#### GIVEN REQUEST:
Take each line that has the word "medical" and return it.
##### PROVIDED RECORDS
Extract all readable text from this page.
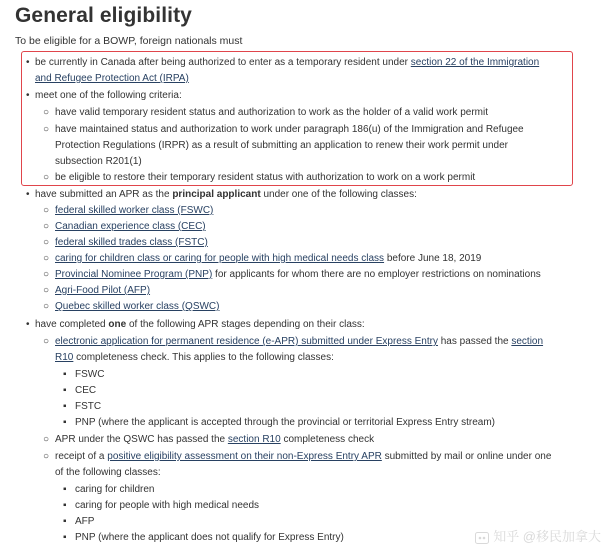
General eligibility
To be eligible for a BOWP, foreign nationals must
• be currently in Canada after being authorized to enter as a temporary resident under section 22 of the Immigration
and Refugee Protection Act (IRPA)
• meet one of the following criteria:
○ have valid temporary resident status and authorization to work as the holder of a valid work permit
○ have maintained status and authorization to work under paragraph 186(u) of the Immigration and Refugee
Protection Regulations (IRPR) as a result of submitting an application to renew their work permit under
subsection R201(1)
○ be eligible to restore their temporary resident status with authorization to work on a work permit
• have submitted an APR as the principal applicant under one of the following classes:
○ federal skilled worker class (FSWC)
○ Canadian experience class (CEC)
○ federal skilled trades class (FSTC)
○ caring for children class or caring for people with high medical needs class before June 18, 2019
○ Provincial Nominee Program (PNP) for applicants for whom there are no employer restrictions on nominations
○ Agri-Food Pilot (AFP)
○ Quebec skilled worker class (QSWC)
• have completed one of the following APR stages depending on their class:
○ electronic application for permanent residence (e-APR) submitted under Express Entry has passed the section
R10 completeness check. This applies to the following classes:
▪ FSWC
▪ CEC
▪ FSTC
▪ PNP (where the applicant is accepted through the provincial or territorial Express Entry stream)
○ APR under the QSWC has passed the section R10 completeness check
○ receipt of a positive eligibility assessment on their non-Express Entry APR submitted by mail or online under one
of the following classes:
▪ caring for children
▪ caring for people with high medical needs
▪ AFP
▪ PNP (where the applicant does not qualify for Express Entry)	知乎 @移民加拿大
##########
##### PROVIDED RECORDS
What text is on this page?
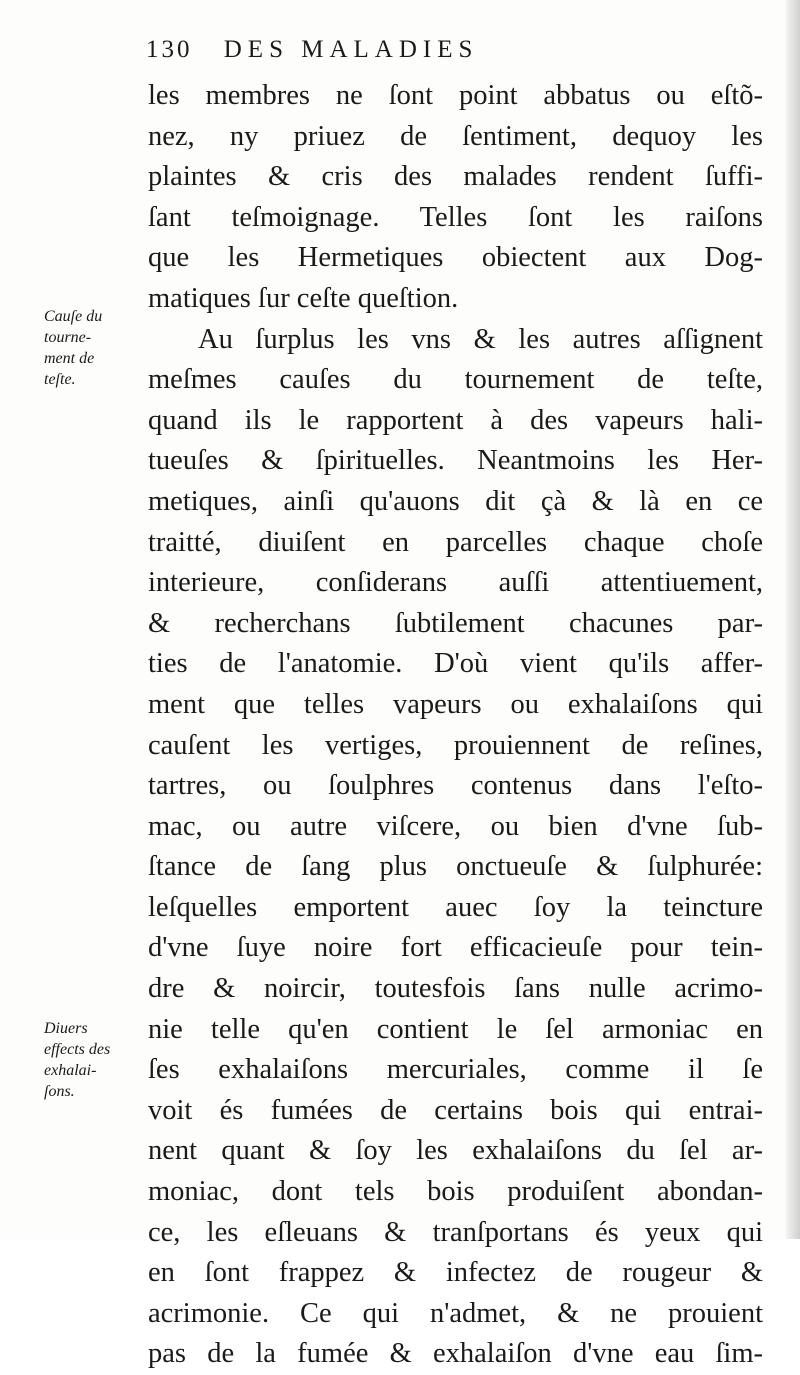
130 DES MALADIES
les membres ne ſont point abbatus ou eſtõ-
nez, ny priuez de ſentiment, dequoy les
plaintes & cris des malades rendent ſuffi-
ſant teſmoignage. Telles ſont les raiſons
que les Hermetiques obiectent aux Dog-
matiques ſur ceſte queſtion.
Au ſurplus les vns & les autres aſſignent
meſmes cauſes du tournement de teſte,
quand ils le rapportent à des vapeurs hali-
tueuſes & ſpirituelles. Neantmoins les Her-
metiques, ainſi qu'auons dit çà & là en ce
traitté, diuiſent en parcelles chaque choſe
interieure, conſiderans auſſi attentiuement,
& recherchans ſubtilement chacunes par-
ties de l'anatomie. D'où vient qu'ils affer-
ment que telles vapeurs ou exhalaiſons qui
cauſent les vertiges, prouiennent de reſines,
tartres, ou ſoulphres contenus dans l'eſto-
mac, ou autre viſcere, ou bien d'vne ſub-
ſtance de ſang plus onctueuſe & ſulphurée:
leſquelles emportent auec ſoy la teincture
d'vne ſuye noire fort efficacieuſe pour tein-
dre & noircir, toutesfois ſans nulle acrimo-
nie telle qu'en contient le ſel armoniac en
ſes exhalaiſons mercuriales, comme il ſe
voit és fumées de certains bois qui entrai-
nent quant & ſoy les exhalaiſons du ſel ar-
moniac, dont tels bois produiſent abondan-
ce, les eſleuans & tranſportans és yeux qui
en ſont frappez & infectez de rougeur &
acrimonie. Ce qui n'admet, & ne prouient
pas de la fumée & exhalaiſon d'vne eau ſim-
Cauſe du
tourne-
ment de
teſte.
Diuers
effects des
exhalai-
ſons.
##########
#### SOLUTION BELOW:
○ caring for children class or caring for people with high medical needs class before June 18, 2019
▪ caring for people with high medical needs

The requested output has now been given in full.